Set exercise
Filter the entries below, keeping only lines with the word "time".

Data extracted from a collection
[start]
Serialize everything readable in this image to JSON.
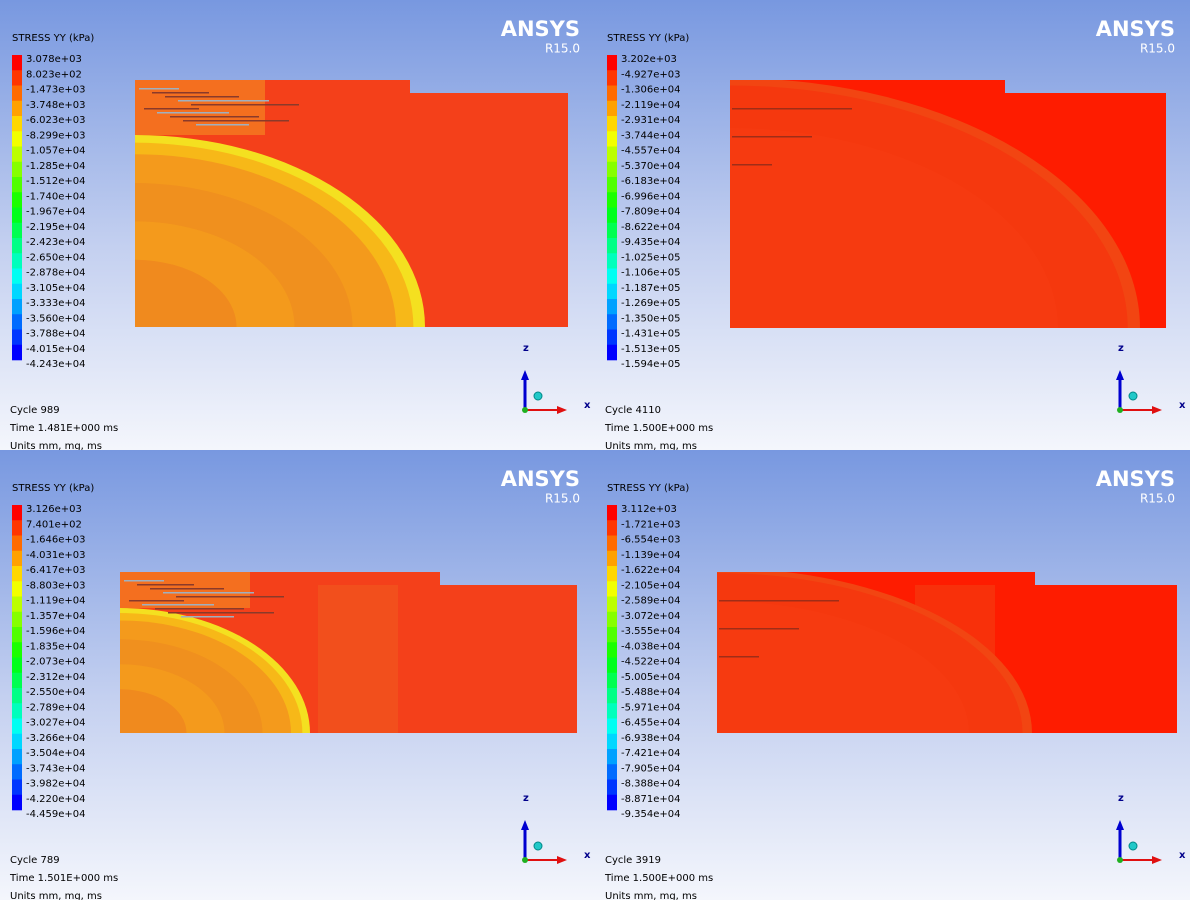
{
  "panels": [
    {
      "legend_title": "STRESS YY (kPa)",
      "brand": "ANSYS",
      "version": "R15.0",
      "axis_z": "z",
      "axis_x": "x",
      "legend_labels": [
        "3.078e+03",
        "8.023e+02",
        "-1.473e+03",
        "-3.748e+03",
        "-6.023e+03",
        "-8.299e+03",
        "-1.057e+04",
        "-1.285e+04",
        "-1.512e+04",
        "-1.740e+04",
        "-1.967e+04",
        "-2.195e+04",
        "-2.423e+04",
        "-2.650e+04",
        "-2.878e+04",
        "-3.105e+04",
        "-3.333e+04",
        "-3.560e+04",
        "-3.788e+04",
        "-4.015e+04",
        "-4.243e+04"
      ],
      "cycle": "Cycle 989",
      "time": "Time 1.481E+000 ms",
      "units": "Units mm, mg, ms"
    },
    {
      "legend_title": "STRESS YY (kPa)",
      "brand": "ANSYS",
      "version": "R15.0",
      "axis_z": "z",
      "axis_x": "x",
      "legend_labels": [
        "3.202e+03",
        "-4.927e+03",
        "-1.306e+04",
        "-2.119e+04",
        "-2.931e+04",
        "-3.744e+04",
        "-4.557e+04",
        "-5.370e+04",
        "-6.183e+04",
        "-6.996e+04",
        "-7.809e+04",
        "-8.622e+04",
        "-9.435e+04",
        "-1.025e+05",
        "-1.106e+05",
        "-1.187e+05",
        "-1.269e+05",
        "-1.350e+05",
        "-1.431e+05",
        "-1.513e+05",
        "-1.594e+05"
      ],
      "cycle": "Cycle 4110",
      "time": "Time 1.500E+000 ms",
      "units": "Units mm, mg, ms"
    },
    {
      "legend_title": "STRESS YY (kPa)",
      "brand": "ANSYS",
      "version": "R15.0",
      "axis_z": "z",
      "axis_x": "x",
      "legend_labels": [
        "3.126e+03",
        "7.401e+02",
        "-1.646e+03",
        "-4.031e+03",
        "-6.417e+03",
        "-8.803e+03",
        "-1.119e+04",
        "-1.357e+04",
        "-1.596e+04",
        "-1.835e+04",
        "-2.073e+04",
        "-2.312e+04",
        "-2.550e+04",
        "-2.789e+04",
        "-3.027e+04",
        "-3.266e+04",
        "-3.504e+04",
        "-3.743e+04",
        "-3.982e+04",
        "-4.220e+04",
        "-4.459e+04"
      ],
      "cycle": "Cycle 789",
      "time": "Time 1.501E+000 ms",
      "units": "Units mm, mg, ms"
    },
    {
      "legend_title": "STRESS YY (kPa)",
      "brand": "ANSYS",
      "version": "R15.0",
      "axis_z": "z",
      "axis_x": "x",
      "legend_labels": [
        "3.112e+03",
        "-1.721e+03",
        "-6.554e+03",
        "-1.139e+04",
        "-1.622e+04",
        "-2.105e+04",
        "-2.589e+04",
        "-3.072e+04",
        "-3.555e+04",
        "-4.038e+04",
        "-4.522e+04",
        "-5.005e+04",
        "-5.488e+04",
        "-5.971e+04",
        "-6.455e+04",
        "-6.938e+04",
        "-7.421e+04",
        "-7.905e+04",
        "-8.388e+04",
        "-8.871e+04",
        "-9.354e+04"
      ],
      "cycle": "Cycle 3919",
      "time": "Time 1.500E+000 ms",
      "units": "Units mm, mg, ms"
    }
  ]
}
[end]
Correct output
      "time": "Time 1.481E+000 ms",
      "time": "Time 1.500E+000 ms",
      "time": "Time 1.501E+000 ms",
      "time": "Time 1.500E+000 ms",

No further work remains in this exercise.